> [WHAT IS EXPECTED]: Render every line of the records below as a numbered list, omitting any blank lines.

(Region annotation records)
>>>>
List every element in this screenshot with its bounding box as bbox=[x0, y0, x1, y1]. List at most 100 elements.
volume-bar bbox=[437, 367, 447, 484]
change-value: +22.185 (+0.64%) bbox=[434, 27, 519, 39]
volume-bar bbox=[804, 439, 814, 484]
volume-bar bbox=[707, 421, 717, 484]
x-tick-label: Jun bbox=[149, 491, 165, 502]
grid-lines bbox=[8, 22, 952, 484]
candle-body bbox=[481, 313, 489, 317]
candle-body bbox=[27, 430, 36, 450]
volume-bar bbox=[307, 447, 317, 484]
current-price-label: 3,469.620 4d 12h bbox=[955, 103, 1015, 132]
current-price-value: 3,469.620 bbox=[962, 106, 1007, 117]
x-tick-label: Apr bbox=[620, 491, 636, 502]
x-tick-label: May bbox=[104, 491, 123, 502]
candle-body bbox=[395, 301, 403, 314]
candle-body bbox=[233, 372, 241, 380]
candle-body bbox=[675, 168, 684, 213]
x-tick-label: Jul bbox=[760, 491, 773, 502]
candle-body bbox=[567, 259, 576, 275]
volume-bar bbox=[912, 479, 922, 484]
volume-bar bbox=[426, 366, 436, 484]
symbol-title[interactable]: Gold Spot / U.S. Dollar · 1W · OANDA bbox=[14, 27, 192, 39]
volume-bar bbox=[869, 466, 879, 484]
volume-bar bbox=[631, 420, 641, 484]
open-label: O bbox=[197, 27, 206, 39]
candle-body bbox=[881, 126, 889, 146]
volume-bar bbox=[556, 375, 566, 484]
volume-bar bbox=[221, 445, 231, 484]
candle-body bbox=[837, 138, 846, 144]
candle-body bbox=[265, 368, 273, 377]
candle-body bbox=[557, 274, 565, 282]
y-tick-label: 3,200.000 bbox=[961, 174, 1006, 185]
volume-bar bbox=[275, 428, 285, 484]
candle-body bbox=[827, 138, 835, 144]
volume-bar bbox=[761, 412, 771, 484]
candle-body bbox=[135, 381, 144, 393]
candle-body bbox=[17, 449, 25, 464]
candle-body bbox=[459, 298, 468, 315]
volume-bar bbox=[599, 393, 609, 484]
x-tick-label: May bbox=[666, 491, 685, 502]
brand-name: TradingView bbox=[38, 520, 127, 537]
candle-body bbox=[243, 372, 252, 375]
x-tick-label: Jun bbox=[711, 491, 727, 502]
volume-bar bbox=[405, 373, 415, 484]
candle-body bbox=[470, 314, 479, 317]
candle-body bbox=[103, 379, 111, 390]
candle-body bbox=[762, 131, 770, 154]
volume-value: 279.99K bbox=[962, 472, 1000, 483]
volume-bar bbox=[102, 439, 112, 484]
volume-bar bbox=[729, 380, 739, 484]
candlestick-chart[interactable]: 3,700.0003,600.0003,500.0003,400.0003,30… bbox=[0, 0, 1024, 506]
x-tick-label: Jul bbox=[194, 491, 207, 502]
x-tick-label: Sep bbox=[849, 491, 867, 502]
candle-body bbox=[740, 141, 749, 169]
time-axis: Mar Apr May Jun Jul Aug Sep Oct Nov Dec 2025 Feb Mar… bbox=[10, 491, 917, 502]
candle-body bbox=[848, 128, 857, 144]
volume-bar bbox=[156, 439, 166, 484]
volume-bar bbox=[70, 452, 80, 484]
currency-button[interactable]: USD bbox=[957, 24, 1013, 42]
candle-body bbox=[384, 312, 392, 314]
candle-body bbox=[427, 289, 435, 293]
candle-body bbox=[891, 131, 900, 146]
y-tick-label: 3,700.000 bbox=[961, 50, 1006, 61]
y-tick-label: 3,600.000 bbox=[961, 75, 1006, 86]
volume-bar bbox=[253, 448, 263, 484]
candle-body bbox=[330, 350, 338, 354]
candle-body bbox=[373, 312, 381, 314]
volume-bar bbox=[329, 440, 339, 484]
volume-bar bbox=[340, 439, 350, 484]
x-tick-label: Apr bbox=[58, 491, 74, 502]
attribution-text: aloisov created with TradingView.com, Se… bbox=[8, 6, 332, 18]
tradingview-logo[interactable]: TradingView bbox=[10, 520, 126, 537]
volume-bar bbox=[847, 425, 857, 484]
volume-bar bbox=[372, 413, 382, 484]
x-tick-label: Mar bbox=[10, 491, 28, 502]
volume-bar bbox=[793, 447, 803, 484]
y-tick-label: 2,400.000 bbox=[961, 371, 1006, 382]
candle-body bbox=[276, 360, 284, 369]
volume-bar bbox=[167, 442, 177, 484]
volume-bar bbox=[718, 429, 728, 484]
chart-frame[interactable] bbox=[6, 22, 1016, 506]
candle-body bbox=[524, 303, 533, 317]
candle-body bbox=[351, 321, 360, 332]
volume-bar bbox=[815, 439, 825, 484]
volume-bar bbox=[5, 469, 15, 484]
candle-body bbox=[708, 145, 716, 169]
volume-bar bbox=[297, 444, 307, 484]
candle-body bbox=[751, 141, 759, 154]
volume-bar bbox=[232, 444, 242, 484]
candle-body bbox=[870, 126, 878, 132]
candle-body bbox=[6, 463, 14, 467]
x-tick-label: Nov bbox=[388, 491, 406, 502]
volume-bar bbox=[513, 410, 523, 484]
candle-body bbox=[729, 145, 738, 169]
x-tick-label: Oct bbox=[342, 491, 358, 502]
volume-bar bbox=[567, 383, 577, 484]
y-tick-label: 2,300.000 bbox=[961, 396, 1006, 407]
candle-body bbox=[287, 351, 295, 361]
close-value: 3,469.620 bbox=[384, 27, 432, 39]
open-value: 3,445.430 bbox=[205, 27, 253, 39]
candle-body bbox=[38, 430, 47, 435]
<<<<
> [EXERCISE OUTPUT]:
1. List every element in this screenshot with its bounding box as bbox=[x0, y0, x1, y1]. List at most 100 elements.
2. volume-bar bbox=[437, 367, 447, 484]
3. change-value: +22.185 (+0.64%) bbox=[434, 27, 519, 39]
4. volume-bar bbox=[804, 439, 814, 484]
5. volume-bar bbox=[707, 421, 717, 484]
6. x-tick-label: Jun bbox=[149, 491, 165, 502]
7. grid-lines bbox=[8, 22, 952, 484]
8. candle-body bbox=[481, 313, 489, 317]
9. candle-body bbox=[27, 430, 36, 450]
10. volume-bar bbox=[307, 447, 317, 484]
11. current-price-label: 3,469.620 4d 12h bbox=[955, 103, 1015, 132]
12. current-price-value: 3,469.620 bbox=[962, 106, 1007, 117]
13. x-tick-label: Apr bbox=[620, 491, 636, 502]
14. x-tick-label: May bbox=[104, 491, 123, 502]
15. candle-body bbox=[395, 301, 403, 314]
16. candle-body bbox=[233, 372, 241, 380]
17. candle-body bbox=[675, 168, 684, 213]
18. x-tick-label: Jul bbox=[760, 491, 773, 502]
19. candle-body bbox=[567, 259, 576, 275]
20. volume-bar bbox=[912, 479, 922, 484]
21. volume-bar bbox=[426, 366, 436, 484]
22. symbol-title[interactable]: Gold Spot / U.S. Dollar · 1W · OANDA bbox=[14, 27, 192, 39]
23. volume-bar bbox=[869, 466, 879, 484]
24. volume-bar bbox=[631, 420, 641, 484]
25. open-label: O bbox=[197, 27, 206, 39]
26. candle-body bbox=[881, 126, 889, 146]
27. volume-bar bbox=[556, 375, 566, 484]
28. volume-bar bbox=[221, 445, 231, 484]
29. candle-body bbox=[837, 138, 846, 144]
30. candle-body bbox=[265, 368, 273, 377]
31. candle-body bbox=[557, 274, 565, 282]
32. y-tick-label: 3,200.000 bbox=[961, 174, 1006, 185]
33. volume-bar bbox=[275, 428, 285, 484]
34. candle-body bbox=[827, 138, 835, 144]
35. volume-bar bbox=[761, 412, 771, 484]
36. candle-body bbox=[135, 381, 144, 393]
37. candle-body bbox=[17, 449, 25, 464]
38. candle-body bbox=[459, 298, 468, 315]
39. volume-bar bbox=[599, 393, 609, 484]
40. x-tick-label: May bbox=[666, 491, 685, 502]
41. brand-name: TradingView bbox=[38, 520, 127, 537]
42. candle-body bbox=[243, 372, 252, 375]
43. x-tick-label: Jun bbox=[711, 491, 727, 502]
44. volume-bar bbox=[405, 373, 415, 484]
45. candle-body bbox=[470, 314, 479, 317]
46. candle-body bbox=[103, 379, 111, 390]
47. candle-body bbox=[762, 131, 770, 154]
48. volume-value: 279.99K bbox=[962, 472, 1000, 483]
49. volume-bar bbox=[102, 439, 112, 484]
50. volume-bar bbox=[729, 380, 739, 484]
51. candlestick-chart[interactable]: 3,700.0003,600.0003,500.0003,400.0003,30… bbox=[0, 0, 1024, 506]
52. x-tick-label: Jul bbox=[194, 491, 207, 502]
53. x-tick-label: Sep bbox=[849, 491, 867, 502]
54. candle-body bbox=[740, 141, 749, 169]
55. time-axis: Mar Apr May Jun Jul Aug Sep Oct Nov Dec 2025 Feb Mar… bbox=[10, 491, 917, 502]
56. candle-body bbox=[848, 128, 857, 144]
57. volume-bar bbox=[156, 439, 166, 484]
58. volume-bar bbox=[70, 452, 80, 484]
59. currency-button[interactable]: USD bbox=[957, 24, 1013, 42]
60. candle-body bbox=[384, 312, 392, 314]
61. candle-body bbox=[427, 289, 435, 293]
62. candle-body bbox=[891, 131, 900, 146]
63. y-tick-label: 3,700.000 bbox=[961, 50, 1006, 61]
64. y-tick-label: 3,600.000 bbox=[961, 75, 1006, 86]
65. volume-bar bbox=[253, 448, 263, 484]
66. candle-body bbox=[330, 350, 338, 354]
67. candle-body bbox=[373, 312, 381, 314]
68. volume-bar bbox=[329, 440, 339, 484]
69. volume-bar bbox=[340, 439, 350, 484]
70. x-tick-label: Apr bbox=[58, 491, 74, 502]
71. attribution-text: aloisov created with TradingView.com, Se… bbox=[8, 6, 332, 18]
72. tradingview-logo[interactable]: TradingView bbox=[10, 520, 126, 537]
73. volume-bar bbox=[847, 425, 857, 484]
74. volume-bar bbox=[372, 413, 382, 484]
75. x-tick-label: Mar bbox=[10, 491, 28, 502]
76. volume-bar bbox=[793, 447, 803, 484]
77. y-tick-label: 2,400.000 bbox=[961, 371, 1006, 382]
78. candle-body bbox=[276, 360, 284, 369]
79. volume-bar bbox=[167, 442, 177, 484]
80. volume-bar bbox=[718, 429, 728, 484]
81. chart-frame[interactable] bbox=[6, 22, 1016, 506]
82. candle-body bbox=[524, 303, 533, 317]
83. candle-body bbox=[351, 321, 360, 332]
84. volume-bar bbox=[815, 439, 825, 484]
85. volume-bar bbox=[5, 469, 15, 484]
86. candle-body bbox=[708, 145, 716, 169]
87. volume-bar bbox=[297, 444, 307, 484]
88. candle-body bbox=[751, 141, 759, 154]
89. volume-bar bbox=[232, 444, 242, 484]
90. candle-body bbox=[870, 126, 878, 132]
91. candle-body bbox=[6, 463, 14, 467]
92. x-tick-label: Nov bbox=[388, 491, 406, 502]
93. volume-bar bbox=[513, 410, 523, 484]
94. candle-body bbox=[729, 145, 738, 169]
95. x-tick-label: Oct bbox=[342, 491, 358, 502]
96. volume-bar bbox=[567, 383, 577, 484]
97. y-tick-label: 2,300.000 bbox=[961, 396, 1006, 407]
98. candle-body bbox=[287, 351, 295, 361]
99. close-value: 3,469.620 bbox=[384, 27, 432, 39]
100. open-value: 3,445.430 bbox=[205, 27, 253, 39]
101. candle-body bbox=[38, 430, 47, 435]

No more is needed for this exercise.